Objective: Gather up every line from the entries below that uses the word "true".

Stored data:
_ _ _ _ _ _ _
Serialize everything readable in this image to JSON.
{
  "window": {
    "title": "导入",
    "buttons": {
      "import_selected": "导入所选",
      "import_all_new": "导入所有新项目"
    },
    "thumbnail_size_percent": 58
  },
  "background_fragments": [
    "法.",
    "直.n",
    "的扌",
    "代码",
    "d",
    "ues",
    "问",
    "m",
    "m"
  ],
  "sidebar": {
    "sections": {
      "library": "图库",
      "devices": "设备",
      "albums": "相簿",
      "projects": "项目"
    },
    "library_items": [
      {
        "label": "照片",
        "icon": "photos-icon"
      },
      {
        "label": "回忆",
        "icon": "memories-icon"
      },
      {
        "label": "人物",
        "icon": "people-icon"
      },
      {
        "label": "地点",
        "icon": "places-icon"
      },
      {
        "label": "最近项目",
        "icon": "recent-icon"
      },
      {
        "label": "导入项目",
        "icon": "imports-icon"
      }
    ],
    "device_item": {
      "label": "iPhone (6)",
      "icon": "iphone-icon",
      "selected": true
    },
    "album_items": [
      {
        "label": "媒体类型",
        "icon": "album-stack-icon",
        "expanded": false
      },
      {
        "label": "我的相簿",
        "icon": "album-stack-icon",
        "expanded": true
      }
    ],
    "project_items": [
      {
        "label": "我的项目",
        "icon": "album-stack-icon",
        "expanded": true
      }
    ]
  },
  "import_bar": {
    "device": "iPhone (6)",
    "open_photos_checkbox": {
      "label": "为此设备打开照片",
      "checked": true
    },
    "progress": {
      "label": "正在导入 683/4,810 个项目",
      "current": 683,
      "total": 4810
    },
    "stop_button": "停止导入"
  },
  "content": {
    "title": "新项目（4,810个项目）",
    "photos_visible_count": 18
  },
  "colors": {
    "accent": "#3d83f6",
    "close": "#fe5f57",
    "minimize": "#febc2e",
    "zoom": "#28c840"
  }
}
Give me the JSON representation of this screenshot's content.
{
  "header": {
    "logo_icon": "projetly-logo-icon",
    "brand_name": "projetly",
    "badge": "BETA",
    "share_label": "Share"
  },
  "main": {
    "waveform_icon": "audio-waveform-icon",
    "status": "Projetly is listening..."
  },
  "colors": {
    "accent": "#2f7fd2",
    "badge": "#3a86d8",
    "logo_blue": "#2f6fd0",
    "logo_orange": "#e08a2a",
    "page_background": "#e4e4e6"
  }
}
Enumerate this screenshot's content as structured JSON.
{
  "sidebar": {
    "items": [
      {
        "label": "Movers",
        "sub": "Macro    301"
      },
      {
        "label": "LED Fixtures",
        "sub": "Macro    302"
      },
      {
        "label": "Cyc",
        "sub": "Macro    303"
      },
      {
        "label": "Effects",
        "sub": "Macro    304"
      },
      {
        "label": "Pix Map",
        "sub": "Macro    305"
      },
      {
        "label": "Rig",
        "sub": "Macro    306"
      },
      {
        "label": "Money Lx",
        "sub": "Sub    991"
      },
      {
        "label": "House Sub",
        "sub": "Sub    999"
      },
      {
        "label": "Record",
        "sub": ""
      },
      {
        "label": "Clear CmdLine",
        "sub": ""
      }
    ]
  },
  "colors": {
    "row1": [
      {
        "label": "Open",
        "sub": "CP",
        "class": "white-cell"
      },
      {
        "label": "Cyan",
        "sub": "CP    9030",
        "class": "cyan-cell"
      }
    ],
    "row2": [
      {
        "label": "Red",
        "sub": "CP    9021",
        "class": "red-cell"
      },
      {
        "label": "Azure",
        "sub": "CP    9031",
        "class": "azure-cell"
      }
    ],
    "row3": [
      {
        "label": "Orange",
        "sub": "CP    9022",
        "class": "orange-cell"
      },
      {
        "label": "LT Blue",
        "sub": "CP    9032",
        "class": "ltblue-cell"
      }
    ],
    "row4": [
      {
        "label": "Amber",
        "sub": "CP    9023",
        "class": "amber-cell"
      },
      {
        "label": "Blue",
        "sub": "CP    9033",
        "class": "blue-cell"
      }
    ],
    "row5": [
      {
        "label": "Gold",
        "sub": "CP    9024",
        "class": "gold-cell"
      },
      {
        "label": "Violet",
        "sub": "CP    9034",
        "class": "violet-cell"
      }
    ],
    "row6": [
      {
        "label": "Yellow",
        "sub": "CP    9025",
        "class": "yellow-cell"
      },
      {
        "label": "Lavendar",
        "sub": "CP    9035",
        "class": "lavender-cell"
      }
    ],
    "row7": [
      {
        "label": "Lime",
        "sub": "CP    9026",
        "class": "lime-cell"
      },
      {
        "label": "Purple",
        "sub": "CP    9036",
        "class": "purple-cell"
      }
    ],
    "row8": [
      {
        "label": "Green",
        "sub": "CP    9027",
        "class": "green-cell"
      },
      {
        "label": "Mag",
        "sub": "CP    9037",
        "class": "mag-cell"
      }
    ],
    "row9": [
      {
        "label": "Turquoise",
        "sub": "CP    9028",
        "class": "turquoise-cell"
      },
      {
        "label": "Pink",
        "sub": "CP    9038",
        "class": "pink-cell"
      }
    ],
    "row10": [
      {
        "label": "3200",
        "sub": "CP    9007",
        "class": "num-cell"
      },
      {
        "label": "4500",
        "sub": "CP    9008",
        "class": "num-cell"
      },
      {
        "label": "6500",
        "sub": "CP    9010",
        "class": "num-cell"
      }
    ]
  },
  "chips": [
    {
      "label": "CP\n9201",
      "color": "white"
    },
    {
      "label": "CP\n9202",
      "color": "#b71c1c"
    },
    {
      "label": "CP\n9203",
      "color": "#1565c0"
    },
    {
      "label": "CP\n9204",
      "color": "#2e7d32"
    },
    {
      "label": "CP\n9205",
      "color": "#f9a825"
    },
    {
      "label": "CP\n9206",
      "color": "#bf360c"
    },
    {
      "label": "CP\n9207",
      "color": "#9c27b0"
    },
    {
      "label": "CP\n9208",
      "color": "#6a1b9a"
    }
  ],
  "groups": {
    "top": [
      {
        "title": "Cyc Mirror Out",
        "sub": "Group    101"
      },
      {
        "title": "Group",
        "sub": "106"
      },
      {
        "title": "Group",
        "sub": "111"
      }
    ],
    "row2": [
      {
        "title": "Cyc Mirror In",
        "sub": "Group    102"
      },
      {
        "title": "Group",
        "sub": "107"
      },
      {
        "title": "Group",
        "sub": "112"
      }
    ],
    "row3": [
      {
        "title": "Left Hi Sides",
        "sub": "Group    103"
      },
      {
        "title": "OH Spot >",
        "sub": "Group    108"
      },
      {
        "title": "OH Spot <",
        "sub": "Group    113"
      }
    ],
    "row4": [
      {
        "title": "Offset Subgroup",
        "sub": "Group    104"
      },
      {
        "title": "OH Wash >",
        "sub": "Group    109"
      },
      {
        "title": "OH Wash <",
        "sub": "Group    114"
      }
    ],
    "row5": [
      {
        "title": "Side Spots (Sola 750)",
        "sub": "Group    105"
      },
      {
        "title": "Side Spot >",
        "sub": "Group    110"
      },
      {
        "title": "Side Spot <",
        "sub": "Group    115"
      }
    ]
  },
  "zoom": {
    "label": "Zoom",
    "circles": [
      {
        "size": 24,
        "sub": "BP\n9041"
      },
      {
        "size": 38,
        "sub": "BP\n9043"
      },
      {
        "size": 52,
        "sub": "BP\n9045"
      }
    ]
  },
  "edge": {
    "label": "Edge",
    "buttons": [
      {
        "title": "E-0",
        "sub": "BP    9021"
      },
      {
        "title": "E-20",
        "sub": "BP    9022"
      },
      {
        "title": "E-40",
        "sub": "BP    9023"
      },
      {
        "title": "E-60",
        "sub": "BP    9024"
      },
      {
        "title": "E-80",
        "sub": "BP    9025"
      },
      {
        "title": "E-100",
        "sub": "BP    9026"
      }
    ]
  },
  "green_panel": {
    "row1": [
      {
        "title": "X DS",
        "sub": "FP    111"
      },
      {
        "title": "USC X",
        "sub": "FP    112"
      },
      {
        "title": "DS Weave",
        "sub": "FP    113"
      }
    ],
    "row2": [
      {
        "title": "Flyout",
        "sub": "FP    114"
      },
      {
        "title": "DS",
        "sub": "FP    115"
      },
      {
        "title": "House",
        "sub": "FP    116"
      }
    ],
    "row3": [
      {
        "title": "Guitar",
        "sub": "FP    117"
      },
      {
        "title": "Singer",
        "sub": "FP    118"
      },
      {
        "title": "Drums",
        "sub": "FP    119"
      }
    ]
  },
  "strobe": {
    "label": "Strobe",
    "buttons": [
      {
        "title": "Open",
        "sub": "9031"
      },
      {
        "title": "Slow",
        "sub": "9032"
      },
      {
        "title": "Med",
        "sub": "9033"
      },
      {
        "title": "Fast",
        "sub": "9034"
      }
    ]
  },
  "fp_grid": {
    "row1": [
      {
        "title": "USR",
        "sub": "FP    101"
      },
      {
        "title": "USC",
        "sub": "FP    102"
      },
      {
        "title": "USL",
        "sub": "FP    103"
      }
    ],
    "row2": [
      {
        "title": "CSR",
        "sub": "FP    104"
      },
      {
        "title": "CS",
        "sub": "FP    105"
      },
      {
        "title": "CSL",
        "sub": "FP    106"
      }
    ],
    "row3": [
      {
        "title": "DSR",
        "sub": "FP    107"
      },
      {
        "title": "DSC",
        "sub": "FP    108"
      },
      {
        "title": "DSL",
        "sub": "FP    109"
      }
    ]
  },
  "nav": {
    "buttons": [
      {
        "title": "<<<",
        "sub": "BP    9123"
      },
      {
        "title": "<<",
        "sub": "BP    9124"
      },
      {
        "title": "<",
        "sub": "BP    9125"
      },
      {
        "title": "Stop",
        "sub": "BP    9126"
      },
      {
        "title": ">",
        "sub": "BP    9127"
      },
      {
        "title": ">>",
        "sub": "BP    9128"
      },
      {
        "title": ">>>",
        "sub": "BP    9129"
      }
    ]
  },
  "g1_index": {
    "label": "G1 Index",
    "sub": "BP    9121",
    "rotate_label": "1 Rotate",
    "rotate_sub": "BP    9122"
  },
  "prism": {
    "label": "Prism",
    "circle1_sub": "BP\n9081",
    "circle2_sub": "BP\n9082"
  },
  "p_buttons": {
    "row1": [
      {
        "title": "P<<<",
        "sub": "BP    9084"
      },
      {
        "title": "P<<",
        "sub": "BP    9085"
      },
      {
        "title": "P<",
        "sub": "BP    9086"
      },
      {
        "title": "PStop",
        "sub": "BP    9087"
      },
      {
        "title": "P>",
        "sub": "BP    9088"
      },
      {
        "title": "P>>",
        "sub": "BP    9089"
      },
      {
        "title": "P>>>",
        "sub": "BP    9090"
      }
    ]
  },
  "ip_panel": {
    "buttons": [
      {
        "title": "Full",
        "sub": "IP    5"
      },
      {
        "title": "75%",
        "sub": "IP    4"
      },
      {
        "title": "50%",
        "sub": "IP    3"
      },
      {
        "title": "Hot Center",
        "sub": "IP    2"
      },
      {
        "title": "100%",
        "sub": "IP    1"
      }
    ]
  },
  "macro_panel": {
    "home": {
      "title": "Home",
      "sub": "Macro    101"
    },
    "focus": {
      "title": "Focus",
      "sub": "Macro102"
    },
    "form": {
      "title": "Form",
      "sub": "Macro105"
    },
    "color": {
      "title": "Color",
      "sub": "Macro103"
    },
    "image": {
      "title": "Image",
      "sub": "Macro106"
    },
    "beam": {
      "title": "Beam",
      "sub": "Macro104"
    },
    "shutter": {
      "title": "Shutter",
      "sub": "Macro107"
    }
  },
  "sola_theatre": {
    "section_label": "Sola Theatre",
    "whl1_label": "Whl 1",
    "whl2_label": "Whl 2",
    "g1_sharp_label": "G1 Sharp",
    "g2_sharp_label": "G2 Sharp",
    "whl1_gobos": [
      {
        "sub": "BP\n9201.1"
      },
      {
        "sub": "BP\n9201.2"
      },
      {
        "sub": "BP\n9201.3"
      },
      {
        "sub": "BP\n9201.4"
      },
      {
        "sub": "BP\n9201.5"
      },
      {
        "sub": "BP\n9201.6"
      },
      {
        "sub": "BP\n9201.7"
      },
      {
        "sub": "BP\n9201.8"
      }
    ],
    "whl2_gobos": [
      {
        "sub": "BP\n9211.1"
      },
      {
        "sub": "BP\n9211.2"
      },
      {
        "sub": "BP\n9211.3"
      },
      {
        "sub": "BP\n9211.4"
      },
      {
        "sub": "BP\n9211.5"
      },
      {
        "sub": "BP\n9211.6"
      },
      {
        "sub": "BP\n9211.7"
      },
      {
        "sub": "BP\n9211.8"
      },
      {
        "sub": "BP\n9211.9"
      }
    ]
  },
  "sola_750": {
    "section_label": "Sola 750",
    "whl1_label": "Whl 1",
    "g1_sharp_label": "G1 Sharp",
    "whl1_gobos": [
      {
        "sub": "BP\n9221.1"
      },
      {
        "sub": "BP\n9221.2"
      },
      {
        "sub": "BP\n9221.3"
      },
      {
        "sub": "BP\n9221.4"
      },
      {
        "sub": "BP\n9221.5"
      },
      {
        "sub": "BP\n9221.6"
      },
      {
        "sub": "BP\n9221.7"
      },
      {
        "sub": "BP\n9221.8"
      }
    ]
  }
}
_ _ _ _ _ _ _
Expected answer:
      "selected": true
        "expanded": true
        "expanded": true
      "checked": true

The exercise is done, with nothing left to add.